| Challenge |
Go through the data below. Pull out every line that has the word "favorite".

Data entries

==================================================

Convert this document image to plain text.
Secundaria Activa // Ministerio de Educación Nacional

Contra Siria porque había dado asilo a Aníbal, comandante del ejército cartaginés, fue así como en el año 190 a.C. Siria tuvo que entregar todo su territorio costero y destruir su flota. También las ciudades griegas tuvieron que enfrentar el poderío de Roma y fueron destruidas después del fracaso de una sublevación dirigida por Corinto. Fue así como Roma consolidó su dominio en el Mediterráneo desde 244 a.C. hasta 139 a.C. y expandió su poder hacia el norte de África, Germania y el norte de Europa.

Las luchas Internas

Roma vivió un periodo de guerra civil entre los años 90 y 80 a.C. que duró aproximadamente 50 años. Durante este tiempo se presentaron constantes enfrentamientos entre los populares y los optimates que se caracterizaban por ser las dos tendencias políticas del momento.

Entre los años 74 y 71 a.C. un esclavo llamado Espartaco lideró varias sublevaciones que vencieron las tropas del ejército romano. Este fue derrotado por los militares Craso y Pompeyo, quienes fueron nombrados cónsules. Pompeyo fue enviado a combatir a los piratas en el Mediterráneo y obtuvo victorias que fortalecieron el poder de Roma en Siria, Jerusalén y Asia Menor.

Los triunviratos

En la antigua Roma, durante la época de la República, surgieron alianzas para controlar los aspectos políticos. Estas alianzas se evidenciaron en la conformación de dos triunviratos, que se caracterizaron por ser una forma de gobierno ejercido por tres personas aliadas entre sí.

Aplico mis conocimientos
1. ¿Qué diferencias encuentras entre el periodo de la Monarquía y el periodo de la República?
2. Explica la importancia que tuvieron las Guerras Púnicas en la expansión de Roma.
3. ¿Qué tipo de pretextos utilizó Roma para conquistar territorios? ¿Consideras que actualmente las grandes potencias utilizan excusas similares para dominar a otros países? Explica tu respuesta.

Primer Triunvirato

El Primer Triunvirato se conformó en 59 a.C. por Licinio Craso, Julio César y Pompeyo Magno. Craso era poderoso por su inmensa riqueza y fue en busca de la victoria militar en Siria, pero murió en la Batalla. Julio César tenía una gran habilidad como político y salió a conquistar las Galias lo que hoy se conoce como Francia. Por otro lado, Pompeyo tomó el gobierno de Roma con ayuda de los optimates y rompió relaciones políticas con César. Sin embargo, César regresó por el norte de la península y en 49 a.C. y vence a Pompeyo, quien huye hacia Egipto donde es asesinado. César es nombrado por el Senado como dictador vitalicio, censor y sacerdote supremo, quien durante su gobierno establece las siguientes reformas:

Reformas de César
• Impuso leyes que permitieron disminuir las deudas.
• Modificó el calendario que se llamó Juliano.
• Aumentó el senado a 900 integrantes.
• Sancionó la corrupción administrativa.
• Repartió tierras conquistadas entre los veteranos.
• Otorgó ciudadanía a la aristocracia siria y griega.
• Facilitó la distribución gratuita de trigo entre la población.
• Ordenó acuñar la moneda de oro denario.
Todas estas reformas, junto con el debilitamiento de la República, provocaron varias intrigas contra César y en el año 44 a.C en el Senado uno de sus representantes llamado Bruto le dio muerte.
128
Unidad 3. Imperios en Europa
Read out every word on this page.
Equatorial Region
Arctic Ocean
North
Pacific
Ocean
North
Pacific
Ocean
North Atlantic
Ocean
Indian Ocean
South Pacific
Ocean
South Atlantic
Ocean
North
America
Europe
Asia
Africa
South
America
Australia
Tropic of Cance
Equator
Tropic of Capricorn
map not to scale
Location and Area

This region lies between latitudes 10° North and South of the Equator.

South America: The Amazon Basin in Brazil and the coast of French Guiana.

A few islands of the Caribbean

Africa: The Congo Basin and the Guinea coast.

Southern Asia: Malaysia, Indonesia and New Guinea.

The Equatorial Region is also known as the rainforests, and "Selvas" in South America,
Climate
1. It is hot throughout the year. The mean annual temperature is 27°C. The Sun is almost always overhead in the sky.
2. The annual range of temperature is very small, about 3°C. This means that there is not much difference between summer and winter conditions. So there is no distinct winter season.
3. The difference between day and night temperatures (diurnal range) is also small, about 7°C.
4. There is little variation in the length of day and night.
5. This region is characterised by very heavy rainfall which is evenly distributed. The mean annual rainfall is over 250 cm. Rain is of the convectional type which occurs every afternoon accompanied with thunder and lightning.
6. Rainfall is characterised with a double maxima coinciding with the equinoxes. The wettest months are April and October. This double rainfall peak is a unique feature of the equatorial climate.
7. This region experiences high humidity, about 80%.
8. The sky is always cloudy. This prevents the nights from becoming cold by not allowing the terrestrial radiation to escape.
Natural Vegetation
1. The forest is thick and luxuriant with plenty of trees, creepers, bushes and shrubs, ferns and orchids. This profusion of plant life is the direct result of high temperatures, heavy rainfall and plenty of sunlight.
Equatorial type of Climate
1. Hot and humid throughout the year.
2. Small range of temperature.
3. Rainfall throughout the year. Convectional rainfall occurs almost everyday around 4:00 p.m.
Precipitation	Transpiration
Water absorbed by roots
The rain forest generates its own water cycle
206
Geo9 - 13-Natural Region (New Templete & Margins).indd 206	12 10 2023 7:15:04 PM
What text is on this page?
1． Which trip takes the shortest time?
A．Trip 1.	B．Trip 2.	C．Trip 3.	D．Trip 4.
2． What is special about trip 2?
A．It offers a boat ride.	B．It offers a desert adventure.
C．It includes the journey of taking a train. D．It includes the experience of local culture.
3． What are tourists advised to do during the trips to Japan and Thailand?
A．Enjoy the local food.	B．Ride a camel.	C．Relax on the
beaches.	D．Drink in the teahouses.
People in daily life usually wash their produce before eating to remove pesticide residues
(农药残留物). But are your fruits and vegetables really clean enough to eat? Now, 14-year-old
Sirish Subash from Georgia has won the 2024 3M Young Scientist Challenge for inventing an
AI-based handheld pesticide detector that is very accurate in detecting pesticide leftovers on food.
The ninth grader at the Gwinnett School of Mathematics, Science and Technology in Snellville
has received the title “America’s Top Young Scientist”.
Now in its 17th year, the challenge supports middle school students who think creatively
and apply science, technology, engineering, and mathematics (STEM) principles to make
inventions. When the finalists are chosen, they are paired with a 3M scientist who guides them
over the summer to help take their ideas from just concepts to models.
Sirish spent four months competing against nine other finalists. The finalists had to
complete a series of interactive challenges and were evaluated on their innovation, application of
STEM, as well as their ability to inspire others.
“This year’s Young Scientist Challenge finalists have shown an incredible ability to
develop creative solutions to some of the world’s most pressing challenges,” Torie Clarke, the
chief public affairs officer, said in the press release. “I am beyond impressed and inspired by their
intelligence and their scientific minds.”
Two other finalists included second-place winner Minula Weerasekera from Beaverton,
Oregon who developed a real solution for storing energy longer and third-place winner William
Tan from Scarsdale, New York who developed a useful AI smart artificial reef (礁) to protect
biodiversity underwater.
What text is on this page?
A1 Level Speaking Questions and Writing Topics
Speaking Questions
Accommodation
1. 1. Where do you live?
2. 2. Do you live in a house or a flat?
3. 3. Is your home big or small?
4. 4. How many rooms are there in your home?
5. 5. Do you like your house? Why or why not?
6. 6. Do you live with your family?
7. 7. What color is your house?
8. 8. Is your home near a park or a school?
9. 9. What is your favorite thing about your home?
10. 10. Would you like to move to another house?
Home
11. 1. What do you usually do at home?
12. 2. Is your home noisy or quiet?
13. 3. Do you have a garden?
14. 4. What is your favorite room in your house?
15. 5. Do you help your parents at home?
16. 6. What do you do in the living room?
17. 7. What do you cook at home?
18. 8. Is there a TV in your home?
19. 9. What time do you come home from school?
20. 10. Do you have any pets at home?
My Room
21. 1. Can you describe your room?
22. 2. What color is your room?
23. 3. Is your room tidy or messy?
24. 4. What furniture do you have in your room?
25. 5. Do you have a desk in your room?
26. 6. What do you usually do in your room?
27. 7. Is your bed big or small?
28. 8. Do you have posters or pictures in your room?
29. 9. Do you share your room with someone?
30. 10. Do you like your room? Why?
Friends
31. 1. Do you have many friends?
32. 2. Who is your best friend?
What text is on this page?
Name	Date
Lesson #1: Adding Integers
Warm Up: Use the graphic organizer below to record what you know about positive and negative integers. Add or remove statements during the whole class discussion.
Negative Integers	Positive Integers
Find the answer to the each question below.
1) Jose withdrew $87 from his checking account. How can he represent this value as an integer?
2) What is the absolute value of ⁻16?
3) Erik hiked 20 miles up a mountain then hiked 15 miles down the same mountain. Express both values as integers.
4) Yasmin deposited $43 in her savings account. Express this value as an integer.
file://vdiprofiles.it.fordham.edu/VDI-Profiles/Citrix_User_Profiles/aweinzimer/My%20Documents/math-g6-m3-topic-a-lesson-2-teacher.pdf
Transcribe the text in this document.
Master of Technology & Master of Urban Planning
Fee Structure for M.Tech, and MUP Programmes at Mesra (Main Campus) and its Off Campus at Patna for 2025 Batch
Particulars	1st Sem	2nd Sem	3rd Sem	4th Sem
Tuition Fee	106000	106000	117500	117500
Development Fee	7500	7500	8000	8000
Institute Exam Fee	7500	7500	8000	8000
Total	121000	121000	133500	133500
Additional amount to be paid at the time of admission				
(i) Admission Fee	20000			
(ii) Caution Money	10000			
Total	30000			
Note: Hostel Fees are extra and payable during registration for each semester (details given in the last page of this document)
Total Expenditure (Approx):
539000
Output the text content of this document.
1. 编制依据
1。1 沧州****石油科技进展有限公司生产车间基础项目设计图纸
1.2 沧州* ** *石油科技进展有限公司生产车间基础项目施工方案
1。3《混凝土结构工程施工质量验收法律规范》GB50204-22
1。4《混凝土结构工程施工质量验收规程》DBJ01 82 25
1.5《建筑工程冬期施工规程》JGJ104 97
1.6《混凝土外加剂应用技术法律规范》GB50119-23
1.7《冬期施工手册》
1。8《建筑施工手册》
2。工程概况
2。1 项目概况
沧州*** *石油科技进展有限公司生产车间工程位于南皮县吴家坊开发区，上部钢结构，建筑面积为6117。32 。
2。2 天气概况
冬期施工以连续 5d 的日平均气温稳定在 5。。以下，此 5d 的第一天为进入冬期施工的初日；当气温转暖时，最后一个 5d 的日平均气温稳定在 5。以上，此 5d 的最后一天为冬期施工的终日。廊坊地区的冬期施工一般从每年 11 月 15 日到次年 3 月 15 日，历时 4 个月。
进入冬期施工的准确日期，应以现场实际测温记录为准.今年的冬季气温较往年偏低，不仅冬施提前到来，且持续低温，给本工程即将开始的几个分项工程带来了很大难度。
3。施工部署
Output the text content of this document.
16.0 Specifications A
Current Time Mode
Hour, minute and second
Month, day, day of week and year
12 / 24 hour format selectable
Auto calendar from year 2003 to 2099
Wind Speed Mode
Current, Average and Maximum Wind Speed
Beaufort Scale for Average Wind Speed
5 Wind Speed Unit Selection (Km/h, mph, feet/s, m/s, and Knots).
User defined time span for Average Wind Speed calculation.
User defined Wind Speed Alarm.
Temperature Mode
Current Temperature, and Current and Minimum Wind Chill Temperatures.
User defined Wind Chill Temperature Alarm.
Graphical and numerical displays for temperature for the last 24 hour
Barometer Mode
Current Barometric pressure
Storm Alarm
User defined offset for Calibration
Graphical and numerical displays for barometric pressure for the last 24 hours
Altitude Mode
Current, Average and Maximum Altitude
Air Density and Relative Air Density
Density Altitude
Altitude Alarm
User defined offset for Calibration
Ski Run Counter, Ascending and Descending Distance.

==================================================

| Answer |
9. 9. What is your favorite thing about your home?
14. 4. What is your favorite room in your house?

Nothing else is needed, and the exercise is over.